• _Written exercise_:
Please determine how many lines of the material include the word "where", and respond with nothing but that number.

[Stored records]
--- START ---

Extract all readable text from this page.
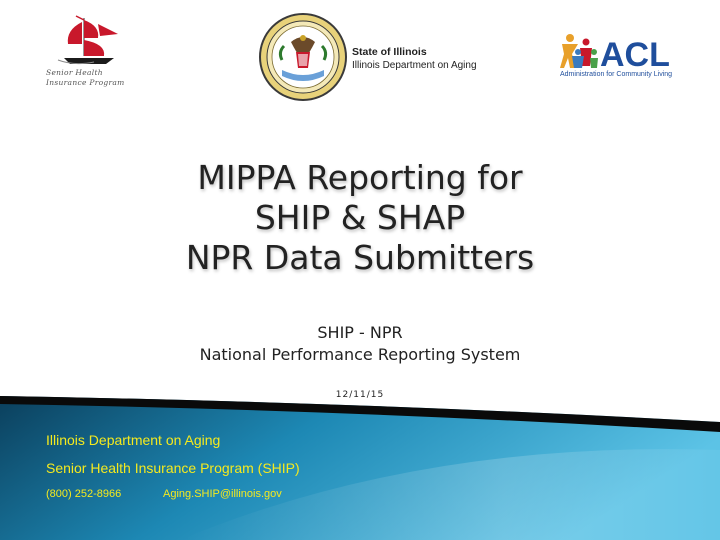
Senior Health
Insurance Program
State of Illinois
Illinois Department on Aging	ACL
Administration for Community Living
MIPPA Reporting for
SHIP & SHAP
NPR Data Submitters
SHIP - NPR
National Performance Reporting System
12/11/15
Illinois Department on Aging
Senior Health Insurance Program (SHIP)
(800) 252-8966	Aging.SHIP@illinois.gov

--- END ---
--- START ---

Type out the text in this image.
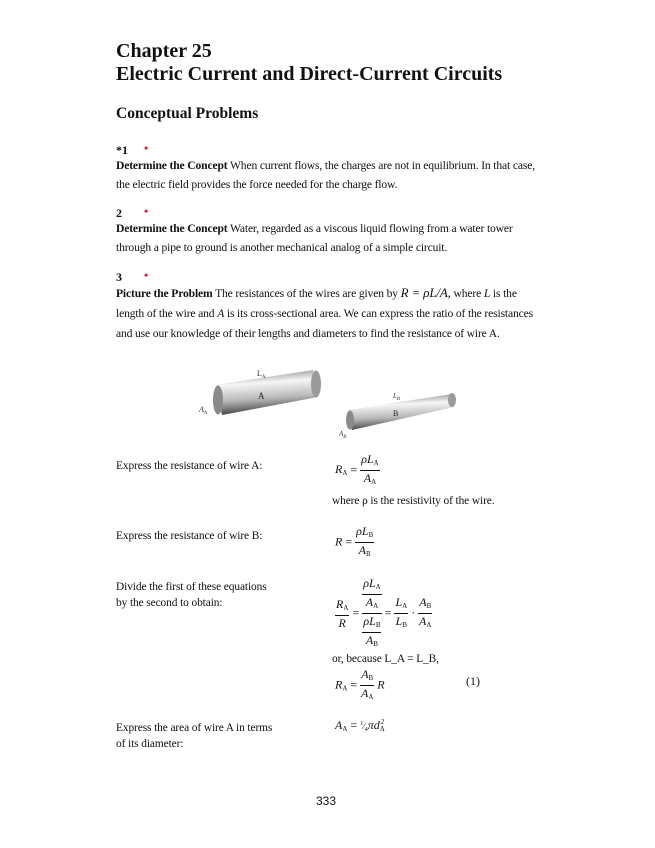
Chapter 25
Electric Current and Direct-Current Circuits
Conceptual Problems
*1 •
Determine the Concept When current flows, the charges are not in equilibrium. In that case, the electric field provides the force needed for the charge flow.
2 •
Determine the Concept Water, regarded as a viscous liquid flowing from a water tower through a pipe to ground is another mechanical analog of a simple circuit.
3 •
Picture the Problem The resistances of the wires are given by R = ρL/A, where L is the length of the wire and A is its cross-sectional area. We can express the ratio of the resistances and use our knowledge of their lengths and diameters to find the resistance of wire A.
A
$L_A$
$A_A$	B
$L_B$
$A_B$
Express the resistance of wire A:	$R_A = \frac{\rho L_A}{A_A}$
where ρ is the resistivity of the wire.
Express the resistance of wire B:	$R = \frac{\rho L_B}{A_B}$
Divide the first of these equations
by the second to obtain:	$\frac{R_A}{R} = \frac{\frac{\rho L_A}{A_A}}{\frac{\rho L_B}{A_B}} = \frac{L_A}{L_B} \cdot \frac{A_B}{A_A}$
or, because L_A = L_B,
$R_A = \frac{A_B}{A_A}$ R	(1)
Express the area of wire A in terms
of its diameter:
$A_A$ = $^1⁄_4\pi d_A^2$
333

--- END ---
--- START ---

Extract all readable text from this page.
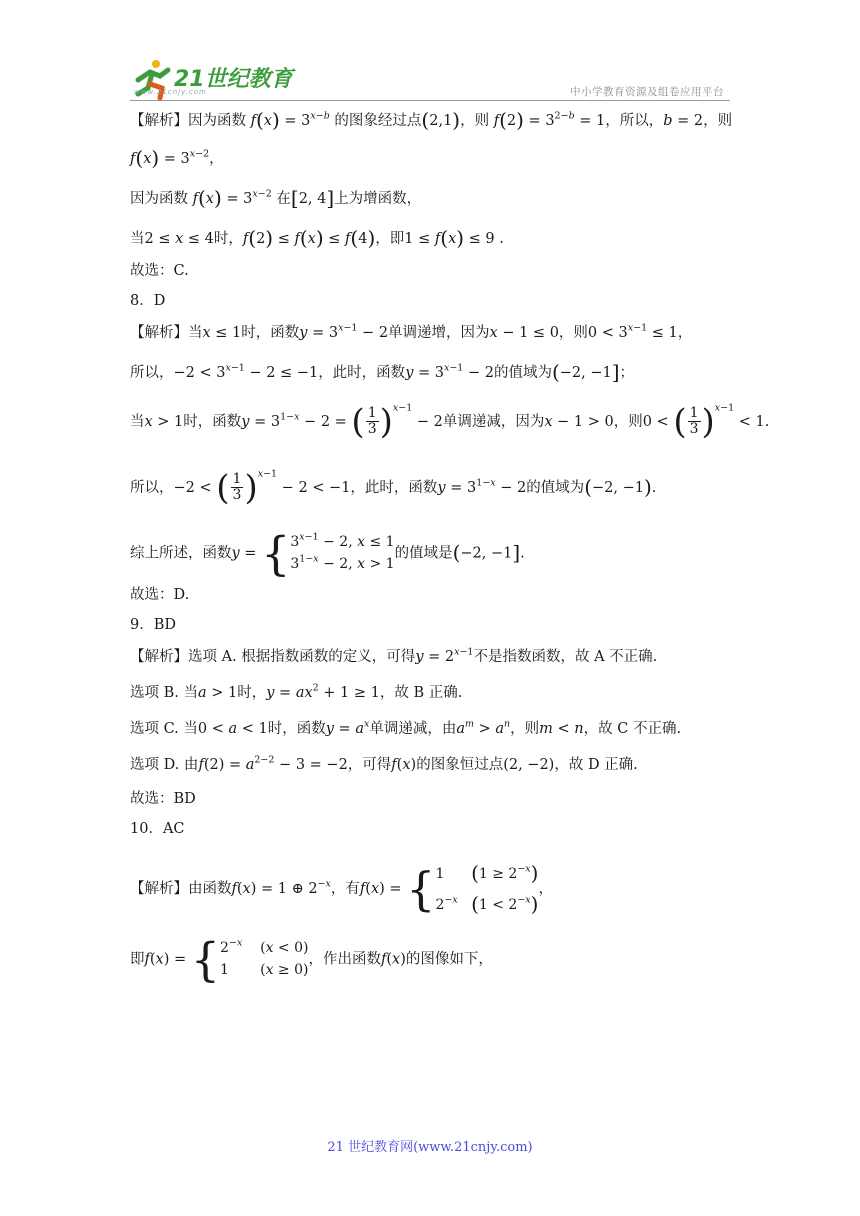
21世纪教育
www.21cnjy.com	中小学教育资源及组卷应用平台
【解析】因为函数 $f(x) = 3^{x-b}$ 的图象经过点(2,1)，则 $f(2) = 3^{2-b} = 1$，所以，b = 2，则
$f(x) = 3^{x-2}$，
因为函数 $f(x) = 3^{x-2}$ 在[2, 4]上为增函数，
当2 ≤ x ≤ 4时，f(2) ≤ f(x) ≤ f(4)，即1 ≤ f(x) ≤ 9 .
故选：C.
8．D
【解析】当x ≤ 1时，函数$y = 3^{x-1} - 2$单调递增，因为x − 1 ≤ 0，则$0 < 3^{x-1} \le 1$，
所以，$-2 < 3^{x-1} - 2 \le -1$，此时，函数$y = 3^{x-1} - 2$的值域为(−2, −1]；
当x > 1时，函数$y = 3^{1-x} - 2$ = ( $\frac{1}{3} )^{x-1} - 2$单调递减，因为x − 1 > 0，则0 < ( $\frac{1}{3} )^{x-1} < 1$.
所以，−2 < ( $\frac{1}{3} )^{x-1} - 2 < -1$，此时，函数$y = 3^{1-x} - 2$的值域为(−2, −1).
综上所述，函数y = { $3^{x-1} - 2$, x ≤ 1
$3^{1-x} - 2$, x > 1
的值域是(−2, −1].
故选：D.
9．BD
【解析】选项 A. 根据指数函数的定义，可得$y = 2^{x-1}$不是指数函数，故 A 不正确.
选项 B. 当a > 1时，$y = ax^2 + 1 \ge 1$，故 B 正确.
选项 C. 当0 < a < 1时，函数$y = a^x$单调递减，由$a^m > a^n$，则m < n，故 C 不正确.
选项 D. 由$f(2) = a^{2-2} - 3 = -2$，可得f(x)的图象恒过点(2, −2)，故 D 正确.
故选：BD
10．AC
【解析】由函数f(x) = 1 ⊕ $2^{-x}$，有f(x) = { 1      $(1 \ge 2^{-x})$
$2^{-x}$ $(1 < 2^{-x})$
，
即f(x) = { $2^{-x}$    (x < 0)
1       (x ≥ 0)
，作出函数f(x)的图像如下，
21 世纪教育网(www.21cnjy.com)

--- END ---

• _Reply to the exercise_:
2